Exercise inputs |
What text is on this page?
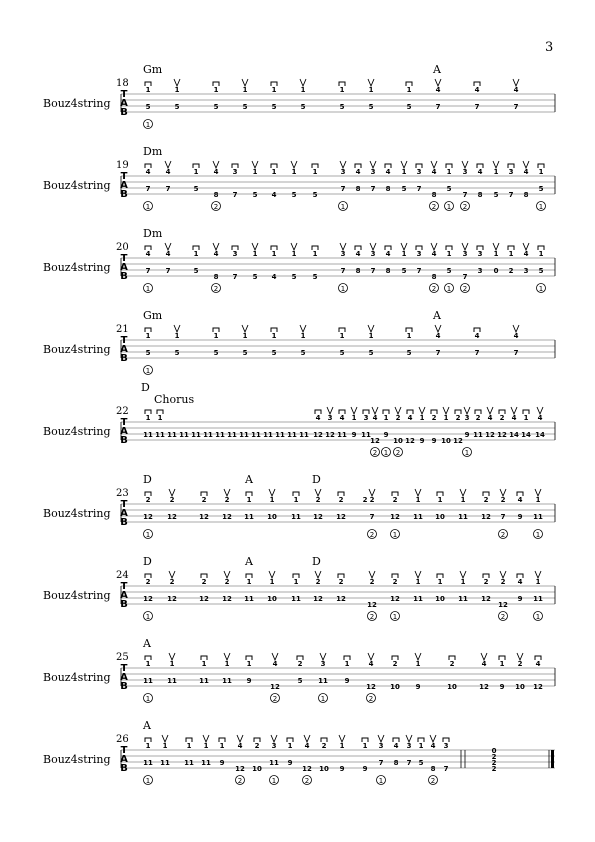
T
A
B
Bouz4string
18
Gm	A
1
5
1
5
1
5
1
5
1
5
1
5
1
5
1
5
1
5
4
7
4
7
4
7
1
T
A
B
Bouz4string
19
Dm
4
7
4
7
1
5
4
8
3
7
1
5
1
4
1
5
1
5
3
7
4
8
3
7
4
8
1
5
3
7
4
8
1
5
3
7
4
8
1
5
3
7
4
8
1
5
1	2	1	2 1 2	1
T
A
B
Bouz4string
20
Dm
4
7
4
7
1
5
4
8
3
7
1
5
1
4
1
5
1
5
3
7
4
8
3
7
4
8
1
5
3
7
4
8
1
5
3
7
3
3
1
0
1
2
4
3
1
5
1	2	1	2 1 2	1
T
A
B
Bouz4string
21
Gm	A
1
5
1
5
1
5
1
5
1
5
1
5
1
5
1
5
1
5
4
7
4
7
4
7
1
T
A
B
Bouz4string
22
D
Chorus
1
11
1
11 11 11 11 11 11 11 11 11 11 11 11 11
4
12
3
12
4
11
1
9
3
11
4
12
1
9
2
10
4
12
1
9
2
9
1
10
2
12
3
9
2
11
4
12
2
12
4
14
1
14
4
14
2 1 2	1
T
A
B
Bouz4string
23
D	A	D
2
12
2
12
2
12
2
12
1
11
1
10
1
11
2
12
2
12
2 2
7
2
12
1
11
1
10
1
11
2
12
2
7
4
9
1
11
1	2	1	2	1
T
A
B
Bouz4string
24
D	A	D
2
12
2
12
2
12
2
12
1
11
1
10
1
11
2
12
2
12
2
12
2
12
1
11
1
10
1
11
2
12
2
12
4
9
1
11
1	2	1	2	1
T
A
B
Bouz4string
25
A
1
11
1
11
1
11
1
11
1
9
4
12
2
5
3
11
1
9
4
12
2
10
1
9
2
10
4
12
1
9
2
10
4
12
1	2	1	2
0
2
2
2
T
A
B
Bouz4string
26
A
1
11
1
11
1
11
1
11
1
9
4
12
2
10
3
11
1
9
4
12
2
10
1
9
1
9
3
7
4
8
3
7
1
5
4
8
3
7
1	2	1	2	1	2
3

Problem statement | Copy the records above exactly. The pictures are not part of the copy.

Task result |
What text is on this page?
T
A
B
Bouz4string
18
Gm	A
1
5
1
5
1
5
1
5
1
5
1
5
1
5
1
5
1
5
4
7
4
7
4
7
1
T
A
B
Bouz4string
19
Dm
4
7
4
7
1
5
4
8
3
7
1
5
1
4
1
5
1
5
3
7
4
8
3
7
4
8
1
5
3
7
4
8
1
5
3
7
4
8
1
5
3
7
4
8
1
5
1	2	1	2 1 2	1
T
A
B
Bouz4string
20
Dm
4
7
4
7
1
5
4
8
3
7
1
5
1
4
1
5
1
5
3
7
4
8
3
7
4
8
1
5
3
7
4
8
1
5
3
7
3
3
1
0
1
2
4
3
1
5
1	2	1	2 1 2	1
T
A
B
Bouz4string
21
Gm	A
1
5
1
5
1
5
1
5
1
5
1
5
1
5
1
5
1
5
4
7
4
7
4
7
1
T
A
B
Bouz4string
22
D
Chorus
1
11
1
11 11 11 11 11 11 11 11 11 11 11 11 11
4
12
3
12
4
11
1
9
3
11
4
12
1
9
2
10
4
12
1
9
2
9
1
10
2
12
3
9
2
11
4
12
2
12
4
14
1
14
4
14
2 1 2	1
T
A
B
Bouz4string
23
D	A	D
2
12
2
12
2
12
2
12
1
11
1
10
1
11
2
12
2
12
2 2
7
2
12
1
11
1
10
1
11
2
12
2
7
4
9
1
11
1	2	1	2	1
T
A
B
Bouz4string
24
D	A	D
2
12
2
12
2
12
2
12
1
11
1
10
1
11
2
12
2
12
2
12
2
12
1
11
1
10
1
11
2
12
2
12
4
9
1
11
1	2	1	2	1
T
A
B
Bouz4string
25
A
1
11
1
11
1
11
1
11
1
9
4
12
2
5
3
11
1
9
4
12
2
10
1
9
2
10
4
12
1
9
2
10
4
12
1	2	1	2
0
2
2
2
T
A
B
Bouz4string
26
A
1
11
1
11
1
11
1
11
1
9
4
12
2
10
3
11
1
9
4
12
2
10
1
9
1
9
3
7
4
8
3
7
1
5
4
8
3
7
1	2	1	2	1	2
3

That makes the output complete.